BEGIN EXERCISE INPUT

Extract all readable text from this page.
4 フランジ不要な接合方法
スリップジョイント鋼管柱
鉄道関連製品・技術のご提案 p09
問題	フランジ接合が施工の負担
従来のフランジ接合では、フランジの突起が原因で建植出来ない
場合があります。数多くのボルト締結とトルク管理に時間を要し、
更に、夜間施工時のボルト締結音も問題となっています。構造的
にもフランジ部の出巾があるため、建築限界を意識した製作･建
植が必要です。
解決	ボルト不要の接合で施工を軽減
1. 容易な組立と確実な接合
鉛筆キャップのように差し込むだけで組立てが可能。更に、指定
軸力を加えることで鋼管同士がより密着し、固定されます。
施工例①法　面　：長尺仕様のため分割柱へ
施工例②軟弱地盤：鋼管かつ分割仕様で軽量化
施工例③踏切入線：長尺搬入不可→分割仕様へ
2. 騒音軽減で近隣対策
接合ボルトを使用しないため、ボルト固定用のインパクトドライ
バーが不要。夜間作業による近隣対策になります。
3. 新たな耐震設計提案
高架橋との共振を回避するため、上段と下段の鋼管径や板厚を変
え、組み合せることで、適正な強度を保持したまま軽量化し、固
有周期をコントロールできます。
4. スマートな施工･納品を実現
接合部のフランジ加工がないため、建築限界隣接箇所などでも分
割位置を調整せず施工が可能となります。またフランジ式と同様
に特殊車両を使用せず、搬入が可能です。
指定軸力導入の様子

END EXERCISE INPUT

PROBLEM DETAILS >> Set down every record above exactly as given.

WORKED SOLUTION >>
Extract all readable text from this page.
4 フランジ不要な接合方法
スリップジョイント鋼管柱
鉄道関連製品・技術のご提案 p09
問題	フランジ接合が施工の負担
従来のフランジ接合では、フランジの突起が原因で建植出来ない
場合があります。数多くのボルト締結とトルク管理に時間を要し、
更に、夜間施工時のボルト締結音も問題となっています。構造的
にもフランジ部の出巾があるため、建築限界を意識した製作･建
植が必要です。
解決	ボルト不要の接合で施工を軽減
1. 容易な組立と確実な接合
鉛筆キャップのように差し込むだけで組立てが可能。更に、指定
軸力を加えることで鋼管同士がより密着し、固定されます。
施工例①法　面　：長尺仕様のため分割柱へ
施工例②軟弱地盤：鋼管かつ分割仕様で軽量化
施工例③踏切入線：長尺搬入不可→分割仕様へ
2. 騒音軽減で近隣対策
接合ボルトを使用しないため、ボルト固定用のインパクトドライ
バーが不要。夜間作業による近隣対策になります。
3. 新たな耐震設計提案
高架橋との共振を回避するため、上段と下段の鋼管径や板厚を変
え、組み合せることで、適正な強度を保持したまま軽量化し、固
有周期をコントロールできます。
4. スマートな施工･納品を実現
接合部のフランジ加工がないため、建築限界隣接箇所などでも分
割位置を調整せず施工が可能となります。またフランジ式と同様
に特殊車両を使用せず、搬入が可能です。
指定軸力導入の様子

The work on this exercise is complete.